==== SELECTED EXCERPT

= Parlami d'amore Mariù =

1932 Italian song

"Parlami d'amore Mariù" (lit. "Tell me about love, Mariù"), known in its English-language versions as "Tell Me That You Love Me", is a 1932 Italian song composed by Cesare Andrea Bixio (music) and Ennio Neri (lyrics).

Originally part of the comedy film What Scoundrels Men Are!, in which it was performed by Vittorio De Sica, it became a classic of Italian music and achieved considerable popularity worldwide. It was the first song recorded by Natalino Otto, and one of the first songs recorded by Luigi Tenco, who covered the song in English under the pseudonym Gordon Cliff. In 1975, the song topped the Italian hit parade with a version by Mal.

========
==== PROVIDED MATERIAL

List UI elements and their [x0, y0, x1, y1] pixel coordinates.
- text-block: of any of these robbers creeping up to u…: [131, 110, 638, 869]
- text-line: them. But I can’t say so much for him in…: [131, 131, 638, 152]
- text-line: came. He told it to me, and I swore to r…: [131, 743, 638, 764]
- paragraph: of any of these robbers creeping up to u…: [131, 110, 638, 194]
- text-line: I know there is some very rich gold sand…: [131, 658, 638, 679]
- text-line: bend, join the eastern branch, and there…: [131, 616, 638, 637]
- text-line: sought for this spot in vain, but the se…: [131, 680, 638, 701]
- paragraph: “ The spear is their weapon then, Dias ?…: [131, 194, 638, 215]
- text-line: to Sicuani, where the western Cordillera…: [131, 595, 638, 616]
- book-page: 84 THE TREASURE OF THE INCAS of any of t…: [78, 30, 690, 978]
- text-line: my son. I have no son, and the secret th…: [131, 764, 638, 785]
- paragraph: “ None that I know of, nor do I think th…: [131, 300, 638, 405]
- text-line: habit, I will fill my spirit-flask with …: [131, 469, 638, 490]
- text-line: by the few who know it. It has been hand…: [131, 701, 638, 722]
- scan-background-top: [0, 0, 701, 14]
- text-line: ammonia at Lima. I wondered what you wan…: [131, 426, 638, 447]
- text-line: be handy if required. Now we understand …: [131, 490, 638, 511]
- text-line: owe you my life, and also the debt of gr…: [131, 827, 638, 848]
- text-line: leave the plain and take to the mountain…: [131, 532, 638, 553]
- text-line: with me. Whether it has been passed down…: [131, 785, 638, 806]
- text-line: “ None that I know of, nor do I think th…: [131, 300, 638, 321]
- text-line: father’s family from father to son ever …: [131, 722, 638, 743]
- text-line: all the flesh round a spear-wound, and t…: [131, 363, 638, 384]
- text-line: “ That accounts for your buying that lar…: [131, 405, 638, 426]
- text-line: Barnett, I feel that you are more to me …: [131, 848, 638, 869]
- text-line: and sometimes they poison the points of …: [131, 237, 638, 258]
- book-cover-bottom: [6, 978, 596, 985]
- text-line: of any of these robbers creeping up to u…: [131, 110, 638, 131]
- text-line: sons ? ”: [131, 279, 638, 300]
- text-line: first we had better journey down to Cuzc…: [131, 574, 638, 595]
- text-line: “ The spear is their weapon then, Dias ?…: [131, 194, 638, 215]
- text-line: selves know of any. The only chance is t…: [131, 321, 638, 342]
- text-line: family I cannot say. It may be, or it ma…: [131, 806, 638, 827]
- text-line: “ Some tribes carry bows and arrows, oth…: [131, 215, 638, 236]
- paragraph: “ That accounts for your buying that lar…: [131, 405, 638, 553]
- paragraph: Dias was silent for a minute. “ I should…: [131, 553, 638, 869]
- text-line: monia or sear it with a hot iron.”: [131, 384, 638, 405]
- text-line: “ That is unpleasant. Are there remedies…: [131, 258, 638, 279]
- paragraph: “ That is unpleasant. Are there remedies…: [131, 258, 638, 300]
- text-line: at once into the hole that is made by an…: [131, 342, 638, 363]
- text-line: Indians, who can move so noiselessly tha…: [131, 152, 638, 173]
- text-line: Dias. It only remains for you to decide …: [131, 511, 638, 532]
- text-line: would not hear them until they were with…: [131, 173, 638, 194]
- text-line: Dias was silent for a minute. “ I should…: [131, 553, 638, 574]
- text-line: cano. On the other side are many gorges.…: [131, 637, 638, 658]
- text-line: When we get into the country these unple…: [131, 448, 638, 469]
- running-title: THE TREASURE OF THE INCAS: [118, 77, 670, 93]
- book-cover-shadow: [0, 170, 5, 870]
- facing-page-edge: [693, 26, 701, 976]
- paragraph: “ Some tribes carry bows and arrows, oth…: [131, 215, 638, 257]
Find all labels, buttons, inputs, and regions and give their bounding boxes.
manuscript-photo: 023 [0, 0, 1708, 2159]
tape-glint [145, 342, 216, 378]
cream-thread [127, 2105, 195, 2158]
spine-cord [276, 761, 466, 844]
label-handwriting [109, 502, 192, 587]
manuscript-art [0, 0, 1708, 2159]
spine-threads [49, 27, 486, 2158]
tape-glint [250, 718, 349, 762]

========

## [INSTRUCTIONS FOR THE TASK]
According to the song article, who performed "Parlami d'amore Mariù" in the comedy film What Scoundrels Men Are!?

## [RESPONSE TO THE EXERCISE]
Vittorio De Sica